─── Data supplied

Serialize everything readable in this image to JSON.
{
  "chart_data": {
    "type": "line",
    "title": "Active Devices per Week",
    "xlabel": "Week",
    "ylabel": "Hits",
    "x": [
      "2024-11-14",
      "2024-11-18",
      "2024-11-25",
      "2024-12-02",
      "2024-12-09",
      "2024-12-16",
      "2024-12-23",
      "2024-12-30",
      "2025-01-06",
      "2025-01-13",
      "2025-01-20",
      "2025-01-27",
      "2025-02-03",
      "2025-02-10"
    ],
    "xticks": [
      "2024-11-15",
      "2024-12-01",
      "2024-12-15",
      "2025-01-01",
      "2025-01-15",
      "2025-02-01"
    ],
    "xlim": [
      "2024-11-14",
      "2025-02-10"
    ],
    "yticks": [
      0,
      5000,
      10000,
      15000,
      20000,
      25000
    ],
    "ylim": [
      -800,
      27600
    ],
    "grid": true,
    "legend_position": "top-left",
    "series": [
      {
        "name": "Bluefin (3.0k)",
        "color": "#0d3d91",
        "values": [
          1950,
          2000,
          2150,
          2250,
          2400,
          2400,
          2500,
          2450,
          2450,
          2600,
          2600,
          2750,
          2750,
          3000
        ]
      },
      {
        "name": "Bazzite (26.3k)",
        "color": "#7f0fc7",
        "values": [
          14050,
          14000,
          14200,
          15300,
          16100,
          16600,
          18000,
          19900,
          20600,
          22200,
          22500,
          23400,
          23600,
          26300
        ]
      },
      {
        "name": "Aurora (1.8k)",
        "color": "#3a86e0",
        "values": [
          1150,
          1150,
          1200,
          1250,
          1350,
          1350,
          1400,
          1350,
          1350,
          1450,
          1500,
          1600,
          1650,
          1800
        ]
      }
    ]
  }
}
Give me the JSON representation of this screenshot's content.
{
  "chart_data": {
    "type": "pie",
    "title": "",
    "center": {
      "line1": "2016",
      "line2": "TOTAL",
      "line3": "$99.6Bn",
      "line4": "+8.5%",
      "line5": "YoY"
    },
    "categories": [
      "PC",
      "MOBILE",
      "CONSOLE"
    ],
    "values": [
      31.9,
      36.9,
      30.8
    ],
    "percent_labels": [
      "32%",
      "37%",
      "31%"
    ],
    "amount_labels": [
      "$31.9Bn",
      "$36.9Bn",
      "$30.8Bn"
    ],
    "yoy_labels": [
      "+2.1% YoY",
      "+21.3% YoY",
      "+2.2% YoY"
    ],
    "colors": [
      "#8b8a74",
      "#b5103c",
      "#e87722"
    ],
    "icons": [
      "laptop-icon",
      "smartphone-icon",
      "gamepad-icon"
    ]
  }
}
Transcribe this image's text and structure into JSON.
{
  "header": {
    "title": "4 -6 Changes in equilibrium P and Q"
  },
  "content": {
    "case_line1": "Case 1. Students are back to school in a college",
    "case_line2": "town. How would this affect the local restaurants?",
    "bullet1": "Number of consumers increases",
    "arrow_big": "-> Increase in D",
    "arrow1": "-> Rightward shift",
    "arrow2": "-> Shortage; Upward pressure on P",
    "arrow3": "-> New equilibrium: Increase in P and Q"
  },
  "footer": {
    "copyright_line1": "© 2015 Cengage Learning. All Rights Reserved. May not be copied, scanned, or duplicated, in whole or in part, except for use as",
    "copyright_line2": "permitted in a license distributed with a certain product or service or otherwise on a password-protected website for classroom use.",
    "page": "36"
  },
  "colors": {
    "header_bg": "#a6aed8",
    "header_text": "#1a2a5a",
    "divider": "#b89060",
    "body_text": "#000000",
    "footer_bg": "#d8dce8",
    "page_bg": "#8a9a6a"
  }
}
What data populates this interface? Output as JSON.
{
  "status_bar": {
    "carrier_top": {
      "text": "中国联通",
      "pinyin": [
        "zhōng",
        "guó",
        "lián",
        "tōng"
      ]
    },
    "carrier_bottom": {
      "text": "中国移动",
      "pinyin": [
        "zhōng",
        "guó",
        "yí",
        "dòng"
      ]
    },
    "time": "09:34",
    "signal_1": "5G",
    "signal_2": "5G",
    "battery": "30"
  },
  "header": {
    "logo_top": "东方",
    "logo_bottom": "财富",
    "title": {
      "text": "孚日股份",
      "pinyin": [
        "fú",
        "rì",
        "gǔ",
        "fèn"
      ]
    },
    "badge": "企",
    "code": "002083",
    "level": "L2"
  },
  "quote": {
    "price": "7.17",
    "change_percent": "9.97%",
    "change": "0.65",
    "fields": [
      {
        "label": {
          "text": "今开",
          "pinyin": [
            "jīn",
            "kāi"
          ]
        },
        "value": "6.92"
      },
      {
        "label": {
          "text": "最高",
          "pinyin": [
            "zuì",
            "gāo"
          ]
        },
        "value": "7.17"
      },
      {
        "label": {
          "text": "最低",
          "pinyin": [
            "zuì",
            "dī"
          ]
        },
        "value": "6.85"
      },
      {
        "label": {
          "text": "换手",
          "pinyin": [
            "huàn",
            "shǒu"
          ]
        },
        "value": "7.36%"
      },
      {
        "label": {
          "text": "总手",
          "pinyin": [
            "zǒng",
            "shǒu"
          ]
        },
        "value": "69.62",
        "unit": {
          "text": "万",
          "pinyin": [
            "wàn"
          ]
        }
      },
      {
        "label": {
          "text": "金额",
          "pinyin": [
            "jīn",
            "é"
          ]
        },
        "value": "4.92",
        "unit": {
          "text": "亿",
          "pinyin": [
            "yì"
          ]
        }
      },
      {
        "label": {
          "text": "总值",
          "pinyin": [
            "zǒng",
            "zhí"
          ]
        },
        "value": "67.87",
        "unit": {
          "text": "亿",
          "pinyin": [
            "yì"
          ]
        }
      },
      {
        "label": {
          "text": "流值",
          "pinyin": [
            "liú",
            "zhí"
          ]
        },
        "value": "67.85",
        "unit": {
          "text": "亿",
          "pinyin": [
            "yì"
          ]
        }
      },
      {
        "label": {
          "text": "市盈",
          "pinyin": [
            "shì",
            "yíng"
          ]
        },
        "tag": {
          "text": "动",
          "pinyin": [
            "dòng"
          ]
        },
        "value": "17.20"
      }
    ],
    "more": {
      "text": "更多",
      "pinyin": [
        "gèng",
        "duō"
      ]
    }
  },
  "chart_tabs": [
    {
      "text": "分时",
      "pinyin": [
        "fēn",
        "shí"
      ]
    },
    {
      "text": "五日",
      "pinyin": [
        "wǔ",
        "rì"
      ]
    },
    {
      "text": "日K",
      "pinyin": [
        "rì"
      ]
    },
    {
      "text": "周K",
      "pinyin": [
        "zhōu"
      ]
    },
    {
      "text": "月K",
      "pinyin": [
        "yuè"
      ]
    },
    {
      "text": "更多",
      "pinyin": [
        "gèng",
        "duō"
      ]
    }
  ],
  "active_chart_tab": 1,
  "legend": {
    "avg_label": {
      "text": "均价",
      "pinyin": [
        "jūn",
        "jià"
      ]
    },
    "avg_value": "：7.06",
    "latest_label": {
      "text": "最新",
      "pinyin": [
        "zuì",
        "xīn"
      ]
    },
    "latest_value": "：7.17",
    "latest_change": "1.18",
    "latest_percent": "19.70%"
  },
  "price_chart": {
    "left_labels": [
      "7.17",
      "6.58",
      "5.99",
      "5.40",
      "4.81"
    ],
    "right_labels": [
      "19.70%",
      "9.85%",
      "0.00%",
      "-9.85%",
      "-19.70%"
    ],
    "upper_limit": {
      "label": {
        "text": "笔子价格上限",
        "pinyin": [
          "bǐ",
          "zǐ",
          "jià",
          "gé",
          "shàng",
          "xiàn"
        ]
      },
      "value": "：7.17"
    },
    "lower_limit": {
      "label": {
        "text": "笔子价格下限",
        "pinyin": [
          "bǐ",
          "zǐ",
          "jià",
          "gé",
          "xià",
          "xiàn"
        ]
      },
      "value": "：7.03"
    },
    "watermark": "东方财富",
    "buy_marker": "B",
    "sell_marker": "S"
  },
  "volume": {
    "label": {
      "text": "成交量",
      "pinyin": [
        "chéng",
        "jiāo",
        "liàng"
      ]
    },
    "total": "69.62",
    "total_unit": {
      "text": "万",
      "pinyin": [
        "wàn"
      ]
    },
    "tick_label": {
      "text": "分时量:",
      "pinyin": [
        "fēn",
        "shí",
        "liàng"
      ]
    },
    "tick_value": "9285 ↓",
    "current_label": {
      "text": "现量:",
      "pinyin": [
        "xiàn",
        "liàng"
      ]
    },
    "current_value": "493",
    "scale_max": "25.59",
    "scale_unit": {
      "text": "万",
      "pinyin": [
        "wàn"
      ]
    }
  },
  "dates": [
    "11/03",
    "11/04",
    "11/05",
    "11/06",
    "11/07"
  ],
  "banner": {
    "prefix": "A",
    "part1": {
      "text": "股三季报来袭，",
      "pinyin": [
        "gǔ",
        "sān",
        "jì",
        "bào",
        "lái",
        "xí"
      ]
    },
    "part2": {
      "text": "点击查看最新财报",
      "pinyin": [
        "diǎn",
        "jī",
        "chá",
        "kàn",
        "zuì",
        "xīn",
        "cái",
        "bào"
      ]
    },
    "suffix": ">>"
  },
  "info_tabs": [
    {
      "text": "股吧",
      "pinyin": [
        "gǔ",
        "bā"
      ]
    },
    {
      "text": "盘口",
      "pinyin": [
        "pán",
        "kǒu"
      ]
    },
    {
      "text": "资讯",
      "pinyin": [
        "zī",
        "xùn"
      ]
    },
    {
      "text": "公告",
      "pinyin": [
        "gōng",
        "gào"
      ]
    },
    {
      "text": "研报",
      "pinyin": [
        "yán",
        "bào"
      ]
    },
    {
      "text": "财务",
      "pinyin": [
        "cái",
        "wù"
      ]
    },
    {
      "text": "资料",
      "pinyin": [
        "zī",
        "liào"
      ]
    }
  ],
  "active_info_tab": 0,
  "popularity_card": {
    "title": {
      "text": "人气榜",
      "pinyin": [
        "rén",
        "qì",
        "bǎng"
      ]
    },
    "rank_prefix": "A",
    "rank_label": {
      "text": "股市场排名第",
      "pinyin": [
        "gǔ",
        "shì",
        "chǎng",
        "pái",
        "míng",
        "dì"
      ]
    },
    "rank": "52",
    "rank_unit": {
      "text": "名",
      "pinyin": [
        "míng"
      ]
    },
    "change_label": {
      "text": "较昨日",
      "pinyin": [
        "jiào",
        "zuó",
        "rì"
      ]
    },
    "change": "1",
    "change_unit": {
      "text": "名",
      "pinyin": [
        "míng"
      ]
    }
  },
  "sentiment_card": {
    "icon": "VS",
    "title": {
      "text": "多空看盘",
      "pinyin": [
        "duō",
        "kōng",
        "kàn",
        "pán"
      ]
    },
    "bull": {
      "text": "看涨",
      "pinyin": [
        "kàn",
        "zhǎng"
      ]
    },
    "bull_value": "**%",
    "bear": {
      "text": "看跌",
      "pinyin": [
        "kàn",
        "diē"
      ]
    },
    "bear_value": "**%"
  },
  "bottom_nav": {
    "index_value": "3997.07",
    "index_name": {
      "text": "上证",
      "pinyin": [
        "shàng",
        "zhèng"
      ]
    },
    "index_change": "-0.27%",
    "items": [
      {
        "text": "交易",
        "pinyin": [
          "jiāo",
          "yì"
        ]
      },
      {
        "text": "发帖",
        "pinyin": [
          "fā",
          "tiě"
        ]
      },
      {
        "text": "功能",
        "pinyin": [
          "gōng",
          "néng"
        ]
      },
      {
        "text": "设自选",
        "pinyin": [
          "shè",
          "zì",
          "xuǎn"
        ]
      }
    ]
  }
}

──────

▸ **To do**: State how many lines include the string "this", and nothing more.

▸ **Reply**: 5